Supplied records
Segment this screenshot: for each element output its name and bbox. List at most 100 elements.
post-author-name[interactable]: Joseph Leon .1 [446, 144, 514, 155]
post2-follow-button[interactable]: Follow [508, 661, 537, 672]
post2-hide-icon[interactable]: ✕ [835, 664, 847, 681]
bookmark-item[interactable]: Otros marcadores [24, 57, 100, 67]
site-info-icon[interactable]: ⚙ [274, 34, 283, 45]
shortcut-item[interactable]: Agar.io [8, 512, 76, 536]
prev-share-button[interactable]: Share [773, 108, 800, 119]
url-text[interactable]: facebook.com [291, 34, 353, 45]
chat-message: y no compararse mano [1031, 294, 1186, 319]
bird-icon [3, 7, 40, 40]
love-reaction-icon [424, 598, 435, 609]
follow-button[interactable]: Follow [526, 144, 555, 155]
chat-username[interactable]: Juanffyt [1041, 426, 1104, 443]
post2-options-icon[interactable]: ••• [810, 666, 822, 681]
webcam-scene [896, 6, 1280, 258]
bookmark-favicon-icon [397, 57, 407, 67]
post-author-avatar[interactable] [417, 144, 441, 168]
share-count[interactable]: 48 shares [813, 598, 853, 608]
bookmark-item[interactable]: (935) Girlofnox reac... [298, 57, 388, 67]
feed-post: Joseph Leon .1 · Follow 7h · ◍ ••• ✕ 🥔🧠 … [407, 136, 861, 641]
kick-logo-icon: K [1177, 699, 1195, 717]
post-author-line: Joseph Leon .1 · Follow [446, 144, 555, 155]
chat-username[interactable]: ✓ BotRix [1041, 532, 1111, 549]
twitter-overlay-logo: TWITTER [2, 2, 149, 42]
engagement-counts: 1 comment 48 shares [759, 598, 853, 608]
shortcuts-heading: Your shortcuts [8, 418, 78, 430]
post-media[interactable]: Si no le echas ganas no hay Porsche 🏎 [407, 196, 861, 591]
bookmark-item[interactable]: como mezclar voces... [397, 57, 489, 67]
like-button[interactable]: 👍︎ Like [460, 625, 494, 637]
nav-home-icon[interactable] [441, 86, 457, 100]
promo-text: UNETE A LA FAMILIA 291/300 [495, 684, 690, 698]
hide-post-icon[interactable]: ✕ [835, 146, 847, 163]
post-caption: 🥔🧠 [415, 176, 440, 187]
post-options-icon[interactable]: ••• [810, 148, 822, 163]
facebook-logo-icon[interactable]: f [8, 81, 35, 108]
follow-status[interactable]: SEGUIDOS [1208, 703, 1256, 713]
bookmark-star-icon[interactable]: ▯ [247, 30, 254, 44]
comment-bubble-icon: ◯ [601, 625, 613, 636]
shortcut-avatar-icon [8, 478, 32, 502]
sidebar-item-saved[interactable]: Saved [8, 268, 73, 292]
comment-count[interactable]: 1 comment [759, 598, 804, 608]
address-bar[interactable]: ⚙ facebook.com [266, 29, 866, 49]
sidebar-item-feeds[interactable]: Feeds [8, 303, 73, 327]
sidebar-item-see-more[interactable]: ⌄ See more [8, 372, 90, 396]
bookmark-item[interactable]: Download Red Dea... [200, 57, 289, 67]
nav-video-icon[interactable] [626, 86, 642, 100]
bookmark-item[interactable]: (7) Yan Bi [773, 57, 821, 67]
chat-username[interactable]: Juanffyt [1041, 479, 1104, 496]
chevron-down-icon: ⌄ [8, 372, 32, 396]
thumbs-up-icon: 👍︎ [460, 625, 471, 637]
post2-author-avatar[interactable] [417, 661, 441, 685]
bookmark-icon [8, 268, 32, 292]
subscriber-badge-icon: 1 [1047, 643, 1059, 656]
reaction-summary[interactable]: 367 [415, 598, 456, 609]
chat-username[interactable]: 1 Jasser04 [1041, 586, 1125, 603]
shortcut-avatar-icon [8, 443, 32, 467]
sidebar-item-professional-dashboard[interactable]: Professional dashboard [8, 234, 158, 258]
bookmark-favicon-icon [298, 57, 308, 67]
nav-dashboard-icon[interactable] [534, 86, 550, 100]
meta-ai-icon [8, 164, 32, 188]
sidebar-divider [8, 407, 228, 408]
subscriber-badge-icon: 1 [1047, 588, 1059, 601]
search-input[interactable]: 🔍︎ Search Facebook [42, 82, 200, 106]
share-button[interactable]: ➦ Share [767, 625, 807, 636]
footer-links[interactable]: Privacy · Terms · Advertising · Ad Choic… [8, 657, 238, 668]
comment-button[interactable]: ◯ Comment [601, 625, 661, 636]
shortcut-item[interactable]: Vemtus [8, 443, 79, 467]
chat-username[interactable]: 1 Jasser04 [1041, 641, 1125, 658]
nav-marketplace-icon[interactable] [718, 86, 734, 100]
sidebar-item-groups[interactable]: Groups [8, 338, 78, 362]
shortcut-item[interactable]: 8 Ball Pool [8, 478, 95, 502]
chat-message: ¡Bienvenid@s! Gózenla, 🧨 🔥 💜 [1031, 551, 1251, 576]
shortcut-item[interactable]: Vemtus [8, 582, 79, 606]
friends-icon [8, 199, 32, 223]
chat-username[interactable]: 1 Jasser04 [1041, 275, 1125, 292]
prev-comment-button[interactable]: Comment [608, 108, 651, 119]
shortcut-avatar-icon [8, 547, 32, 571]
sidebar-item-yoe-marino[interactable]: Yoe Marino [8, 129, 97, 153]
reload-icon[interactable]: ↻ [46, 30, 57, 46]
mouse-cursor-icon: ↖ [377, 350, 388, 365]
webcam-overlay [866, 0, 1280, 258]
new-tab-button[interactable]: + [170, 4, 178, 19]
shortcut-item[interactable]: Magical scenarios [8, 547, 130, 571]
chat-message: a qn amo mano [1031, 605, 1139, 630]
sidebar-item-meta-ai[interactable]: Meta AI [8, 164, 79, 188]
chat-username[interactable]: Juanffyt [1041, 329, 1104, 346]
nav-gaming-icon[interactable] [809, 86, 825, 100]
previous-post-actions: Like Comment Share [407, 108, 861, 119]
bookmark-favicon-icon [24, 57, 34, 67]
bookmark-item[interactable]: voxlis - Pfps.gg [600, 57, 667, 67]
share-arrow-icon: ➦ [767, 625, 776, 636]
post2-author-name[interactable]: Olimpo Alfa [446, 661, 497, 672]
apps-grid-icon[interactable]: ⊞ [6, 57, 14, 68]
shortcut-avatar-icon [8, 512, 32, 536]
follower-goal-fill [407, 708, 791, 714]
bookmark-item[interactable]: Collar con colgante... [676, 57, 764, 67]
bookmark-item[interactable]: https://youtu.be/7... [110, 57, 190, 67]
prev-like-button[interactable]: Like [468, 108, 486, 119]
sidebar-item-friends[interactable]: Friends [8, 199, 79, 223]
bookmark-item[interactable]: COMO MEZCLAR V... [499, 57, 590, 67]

Exercise aim
Copy every line of the records above, unchanged and in the same order.

Exercise response
Segment this screenshot: for each element output its name and bbox. List at most 100 elements.
post-author-name[interactable]: Joseph Leon .1 [446, 144, 514, 155]
post2-follow-button[interactable]: Follow [508, 661, 537, 672]
post2-hide-icon[interactable]: ✕ [835, 664, 847, 681]
bookmark-item[interactable]: Otros marcadores [24, 57, 100, 67]
site-info-icon[interactable]: ⚙ [274, 34, 283, 45]
shortcut-item[interactable]: Agar.io [8, 512, 76, 536]
prev-share-button[interactable]: Share [773, 108, 800, 119]
url-text[interactable]: facebook.com [291, 34, 353, 45]
chat-message: y no compararse mano [1031, 294, 1186, 319]
bird-icon [3, 7, 40, 40]
love-reaction-icon [424, 598, 435, 609]
follow-button[interactable]: Follow [526, 144, 555, 155]
chat-username[interactable]: Juanffyt [1041, 426, 1104, 443]
post2-options-icon[interactable]: ••• [810, 666, 822, 681]
webcam-scene [896, 6, 1280, 258]
bookmark-favicon-icon [397, 57, 407, 67]
post-author-avatar[interactable] [417, 144, 441, 168]
share-count[interactable]: 48 shares [813, 598, 853, 608]
bookmark-item[interactable]: (935) Girlofnox reac... [298, 57, 388, 67]
feed-post: Joseph Leon .1 · Follow 7h · ◍ ••• ✕ 🥔🧠 … [407, 136, 861, 641]
kick-logo-icon: K [1177, 699, 1195, 717]
post-author-line: Joseph Leon .1 · Follow [446, 144, 555, 155]
chat-username[interactable]: ✓ BotRix [1041, 532, 1111, 549]
twitter-overlay-logo: TWITTER [2, 2, 149, 42]
engagement-counts: 1 comment 48 shares [759, 598, 853, 608]
shortcuts-heading: Your shortcuts [8, 418, 78, 430]
post-media[interactable]: Si no le echas ganas no hay Porsche 🏎 [407, 196, 861, 591]
bookmark-item[interactable]: como mezclar voces... [397, 57, 489, 67]
like-button[interactable]: 👍︎ Like [460, 625, 494, 637]
nav-home-icon[interactable] [441, 86, 457, 100]
promo-text: UNETE A LA FAMILIA 291/300 [495, 684, 690, 698]
hide-post-icon[interactable]: ✕ [835, 146, 847, 163]
post-caption: 🥔🧠 [415, 176, 440, 187]
post-options-icon[interactable]: ••• [810, 148, 822, 163]
facebook-logo-icon[interactable]: f [8, 81, 35, 108]
follow-status[interactable]: SEGUIDOS [1208, 703, 1256, 713]
bookmark-star-icon[interactable]: ▯ [247, 30, 254, 44]
comment-bubble-icon: ◯ [601, 625, 613, 636]
shortcut-avatar-icon [8, 478, 32, 502]
sidebar-item-saved[interactable]: Saved [8, 268, 73, 292]
comment-count[interactable]: 1 comment [759, 598, 804, 608]
address-bar[interactable]: ⚙ facebook.com [266, 29, 866, 49]
sidebar-item-feeds[interactable]: Feeds [8, 303, 73, 327]
sidebar-item-see-more[interactable]: ⌄ See more [8, 372, 90, 396]
bookmark-item[interactable]: Download Red Dea... [200, 57, 289, 67]
nav-video-icon[interactable] [626, 86, 642, 100]
bookmark-item[interactable]: (7) Yan Bi [773, 57, 821, 67]
chat-username[interactable]: Juanffyt [1041, 479, 1104, 496]
chevron-down-icon: ⌄ [8, 372, 32, 396]
thumbs-up-icon: 👍︎ [460, 625, 471, 637]
post2-author-avatar[interactable] [417, 661, 441, 685]
bookmark-icon [8, 268, 32, 292]
subscriber-badge-icon: 1 [1047, 643, 1059, 656]
reaction-summary[interactable]: 367 [415, 598, 456, 609]
chat-username[interactable]: 1 Jasser04 [1041, 586, 1125, 603]
shortcut-avatar-icon [8, 443, 32, 467]
sidebar-item-professional-dashboard[interactable]: Professional dashboard [8, 234, 158, 258]
bookmark-favicon-icon [298, 57, 308, 67]
nav-dashboard-icon[interactable] [534, 86, 550, 100]
meta-ai-icon [8, 164, 32, 188]
sidebar-divider [8, 407, 228, 408]
subscriber-badge-icon: 1 [1047, 588, 1059, 601]
search-input[interactable]: 🔍︎ Search Facebook [42, 82, 200, 106]
share-button[interactable]: ➦ Share [767, 625, 807, 636]
footer-links[interactable]: Privacy · Terms · Advertising · Ad Choic… [8, 657, 238, 668]
comment-button[interactable]: ◯ Comment [601, 625, 661, 636]
shortcut-item[interactable]: Vemtus [8, 443, 79, 467]
chat-username[interactable]: 1 Jasser04 [1041, 641, 1125, 658]
nav-marketplace-icon[interactable] [718, 86, 734, 100]
sidebar-item-groups[interactable]: Groups [8, 338, 78, 362]
shortcut-item[interactable]: 8 Ball Pool [8, 478, 95, 502]
chat-message: ¡Bienvenid@s! Gózenla, 🧨 🔥 💜 [1031, 551, 1251, 576]
shortcut-item[interactable]: Vemtus [8, 582, 79, 606]
friends-icon [8, 199, 32, 223]
chat-username[interactable]: 1 Jasser04 [1041, 275, 1125, 292]
prev-comment-button[interactable]: Comment [608, 108, 651, 119]
shortcut-avatar-icon [8, 547, 32, 571]
sidebar-item-yoe-marino[interactable]: Yoe Marino [8, 129, 97, 153]
reload-icon[interactable]: ↻ [46, 30, 57, 46]
mouse-cursor-icon: ↖ [377, 350, 388, 365]
webcam-overlay [866, 0, 1280, 258]
new-tab-button[interactable]: + [170, 4, 178, 19]
shortcut-item[interactable]: Magical scenarios [8, 547, 130, 571]
chat-message: a qn amo mano [1031, 605, 1139, 630]
sidebar-item-meta-ai[interactable]: Meta AI [8, 164, 79, 188]
chat-username[interactable]: Juanffyt [1041, 329, 1104, 346]
nav-gaming-icon[interactable] [809, 86, 825, 100]
previous-post-actions: Like Comment Share [407, 108, 861, 119]
bookmark-favicon-icon [24, 57, 34, 67]
bookmark-item[interactable]: voxlis - Pfps.gg [600, 57, 667, 67]
share-arrow-icon: ➦ [767, 625, 776, 636]
post2-author-name[interactable]: Olimpo Alfa [446, 661, 497, 672]
apps-grid-icon[interactable]: ⊞ [6, 57, 14, 68]
shortcut-avatar-icon [8, 512, 32, 536]
follower-goal-fill [407, 708, 791, 714]
bookmark-item[interactable]: Collar con colgante... [676, 57, 764, 67]
bookmark-item[interactable]: https://youtu.be/7... [110, 57, 190, 67]
prev-like-button[interactable]: Like [468, 108, 486, 119]
sidebar-item-friends[interactable]: Friends [8, 199, 79, 223]
bookmark-item[interactable]: COMO MEZCLAR V... [499, 57, 590, 67]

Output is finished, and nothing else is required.